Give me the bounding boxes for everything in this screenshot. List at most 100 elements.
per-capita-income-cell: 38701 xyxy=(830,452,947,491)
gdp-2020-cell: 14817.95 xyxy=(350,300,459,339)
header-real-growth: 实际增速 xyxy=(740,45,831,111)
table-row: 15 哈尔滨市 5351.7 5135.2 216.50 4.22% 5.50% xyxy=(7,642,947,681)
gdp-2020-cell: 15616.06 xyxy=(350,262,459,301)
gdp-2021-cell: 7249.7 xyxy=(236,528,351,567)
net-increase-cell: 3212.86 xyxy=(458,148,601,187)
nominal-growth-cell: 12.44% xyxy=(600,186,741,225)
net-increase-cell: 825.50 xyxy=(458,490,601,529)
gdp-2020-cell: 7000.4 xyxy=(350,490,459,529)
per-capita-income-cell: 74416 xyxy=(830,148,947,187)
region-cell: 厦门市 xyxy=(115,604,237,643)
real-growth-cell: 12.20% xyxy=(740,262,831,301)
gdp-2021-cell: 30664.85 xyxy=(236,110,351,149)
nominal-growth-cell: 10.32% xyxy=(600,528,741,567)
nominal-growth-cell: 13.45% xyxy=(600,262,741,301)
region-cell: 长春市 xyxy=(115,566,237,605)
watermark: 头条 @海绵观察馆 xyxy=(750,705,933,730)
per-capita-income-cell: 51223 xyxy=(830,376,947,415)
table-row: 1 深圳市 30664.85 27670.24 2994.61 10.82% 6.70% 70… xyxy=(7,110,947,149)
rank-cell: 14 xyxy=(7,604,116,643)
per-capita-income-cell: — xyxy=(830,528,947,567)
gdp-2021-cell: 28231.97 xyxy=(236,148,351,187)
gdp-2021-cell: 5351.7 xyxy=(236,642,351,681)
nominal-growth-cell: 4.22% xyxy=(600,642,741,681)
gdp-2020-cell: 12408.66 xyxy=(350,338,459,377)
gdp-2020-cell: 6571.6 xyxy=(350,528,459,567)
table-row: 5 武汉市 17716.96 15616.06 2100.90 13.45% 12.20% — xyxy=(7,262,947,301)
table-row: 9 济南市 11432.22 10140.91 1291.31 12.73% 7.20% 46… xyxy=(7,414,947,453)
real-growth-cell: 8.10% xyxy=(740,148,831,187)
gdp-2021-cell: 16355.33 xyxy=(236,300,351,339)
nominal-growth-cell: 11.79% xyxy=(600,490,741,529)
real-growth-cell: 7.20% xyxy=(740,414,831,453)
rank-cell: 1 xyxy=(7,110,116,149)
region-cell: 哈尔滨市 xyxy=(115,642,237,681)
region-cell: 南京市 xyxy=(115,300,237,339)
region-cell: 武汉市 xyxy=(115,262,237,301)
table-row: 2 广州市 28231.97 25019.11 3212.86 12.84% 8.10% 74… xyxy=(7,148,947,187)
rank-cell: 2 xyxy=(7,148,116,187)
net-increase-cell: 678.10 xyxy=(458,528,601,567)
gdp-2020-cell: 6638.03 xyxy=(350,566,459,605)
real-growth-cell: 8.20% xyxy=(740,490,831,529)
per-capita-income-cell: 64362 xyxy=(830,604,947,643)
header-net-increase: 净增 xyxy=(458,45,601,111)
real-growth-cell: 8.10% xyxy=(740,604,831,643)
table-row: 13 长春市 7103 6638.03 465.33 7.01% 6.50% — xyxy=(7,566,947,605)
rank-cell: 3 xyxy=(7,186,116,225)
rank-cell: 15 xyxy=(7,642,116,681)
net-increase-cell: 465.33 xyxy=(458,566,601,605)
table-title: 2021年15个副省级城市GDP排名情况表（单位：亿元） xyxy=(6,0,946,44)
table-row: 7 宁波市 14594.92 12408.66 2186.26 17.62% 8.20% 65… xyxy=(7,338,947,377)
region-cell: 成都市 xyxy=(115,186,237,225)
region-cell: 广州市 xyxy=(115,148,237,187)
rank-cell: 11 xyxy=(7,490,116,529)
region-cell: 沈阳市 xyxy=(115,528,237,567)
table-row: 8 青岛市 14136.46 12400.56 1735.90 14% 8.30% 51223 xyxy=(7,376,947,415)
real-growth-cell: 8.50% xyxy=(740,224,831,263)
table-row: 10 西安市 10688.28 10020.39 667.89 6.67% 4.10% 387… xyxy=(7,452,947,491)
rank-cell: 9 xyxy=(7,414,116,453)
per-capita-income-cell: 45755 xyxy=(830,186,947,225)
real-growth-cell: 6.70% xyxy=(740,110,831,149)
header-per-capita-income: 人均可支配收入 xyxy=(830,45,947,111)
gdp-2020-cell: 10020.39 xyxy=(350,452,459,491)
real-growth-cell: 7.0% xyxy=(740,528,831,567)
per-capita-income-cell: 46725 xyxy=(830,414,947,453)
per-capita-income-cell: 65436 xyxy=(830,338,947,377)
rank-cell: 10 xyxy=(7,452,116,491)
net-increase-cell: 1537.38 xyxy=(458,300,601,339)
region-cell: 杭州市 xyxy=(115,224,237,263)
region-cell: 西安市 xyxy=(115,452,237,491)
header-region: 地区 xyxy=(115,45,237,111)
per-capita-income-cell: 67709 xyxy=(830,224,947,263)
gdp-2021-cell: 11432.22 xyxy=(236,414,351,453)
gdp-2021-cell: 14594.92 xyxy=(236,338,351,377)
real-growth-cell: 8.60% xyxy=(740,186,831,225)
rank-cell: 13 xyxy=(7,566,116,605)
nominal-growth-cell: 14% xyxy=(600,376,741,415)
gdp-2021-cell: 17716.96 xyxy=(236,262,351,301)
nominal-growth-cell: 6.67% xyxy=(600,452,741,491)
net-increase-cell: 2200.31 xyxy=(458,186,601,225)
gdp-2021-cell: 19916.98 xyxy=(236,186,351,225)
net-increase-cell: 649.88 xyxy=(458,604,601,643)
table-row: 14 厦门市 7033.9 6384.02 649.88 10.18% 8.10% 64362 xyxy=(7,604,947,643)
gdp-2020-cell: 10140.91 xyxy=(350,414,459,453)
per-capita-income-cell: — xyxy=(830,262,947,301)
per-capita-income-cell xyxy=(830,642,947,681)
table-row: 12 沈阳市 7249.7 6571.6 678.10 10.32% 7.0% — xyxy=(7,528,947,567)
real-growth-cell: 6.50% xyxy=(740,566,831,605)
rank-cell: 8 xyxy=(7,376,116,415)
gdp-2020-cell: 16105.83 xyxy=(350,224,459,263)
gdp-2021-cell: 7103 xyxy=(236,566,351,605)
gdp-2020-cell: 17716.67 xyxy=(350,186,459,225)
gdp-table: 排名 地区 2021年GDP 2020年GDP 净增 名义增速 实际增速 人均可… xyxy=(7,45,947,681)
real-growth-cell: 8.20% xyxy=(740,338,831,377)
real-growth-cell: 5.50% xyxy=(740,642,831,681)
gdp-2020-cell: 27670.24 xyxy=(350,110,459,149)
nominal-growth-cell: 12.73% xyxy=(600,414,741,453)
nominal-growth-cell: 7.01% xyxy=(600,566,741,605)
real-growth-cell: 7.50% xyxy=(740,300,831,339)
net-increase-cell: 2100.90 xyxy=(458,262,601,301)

○ ○ ○

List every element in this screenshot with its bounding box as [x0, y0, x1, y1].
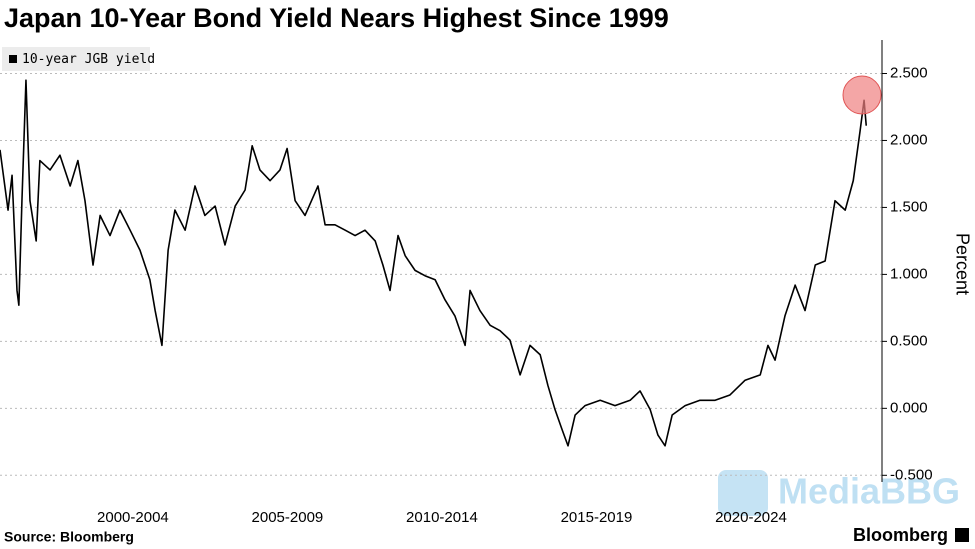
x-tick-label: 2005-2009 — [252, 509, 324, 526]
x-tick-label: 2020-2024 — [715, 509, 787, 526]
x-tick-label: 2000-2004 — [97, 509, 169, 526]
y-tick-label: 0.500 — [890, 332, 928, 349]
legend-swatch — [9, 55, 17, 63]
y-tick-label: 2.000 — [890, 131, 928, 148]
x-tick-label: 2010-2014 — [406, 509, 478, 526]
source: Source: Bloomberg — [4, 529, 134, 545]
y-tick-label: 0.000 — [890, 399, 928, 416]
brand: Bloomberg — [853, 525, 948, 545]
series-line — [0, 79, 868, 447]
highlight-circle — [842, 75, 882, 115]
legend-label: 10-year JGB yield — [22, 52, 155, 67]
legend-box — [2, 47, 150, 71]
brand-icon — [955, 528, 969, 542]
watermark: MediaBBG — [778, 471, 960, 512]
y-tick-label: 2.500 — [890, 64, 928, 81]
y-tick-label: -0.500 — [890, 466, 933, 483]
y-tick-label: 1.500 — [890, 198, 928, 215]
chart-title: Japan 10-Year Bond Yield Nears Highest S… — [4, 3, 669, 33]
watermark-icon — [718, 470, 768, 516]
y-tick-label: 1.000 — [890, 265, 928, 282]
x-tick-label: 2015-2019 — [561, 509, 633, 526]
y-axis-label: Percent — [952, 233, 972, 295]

○ ○ ○

**Task instructions:**
Copy the rows between the line that contains "Give me the" and the line that contains "header-real-growth: 实际增速 xyxy=(740,45,831,111)", inclusive.

**Answer below:**
Give me the bounding boxes for everything in this screenshot. List at most 100 elements.
per-capita-income-cell: 38701 xyxy=(830,452,947,491)
gdp-2020-cell: 14817.95 xyxy=(350,300,459,339)
header-real-growth: 实际增速 xyxy=(740,45,831,111)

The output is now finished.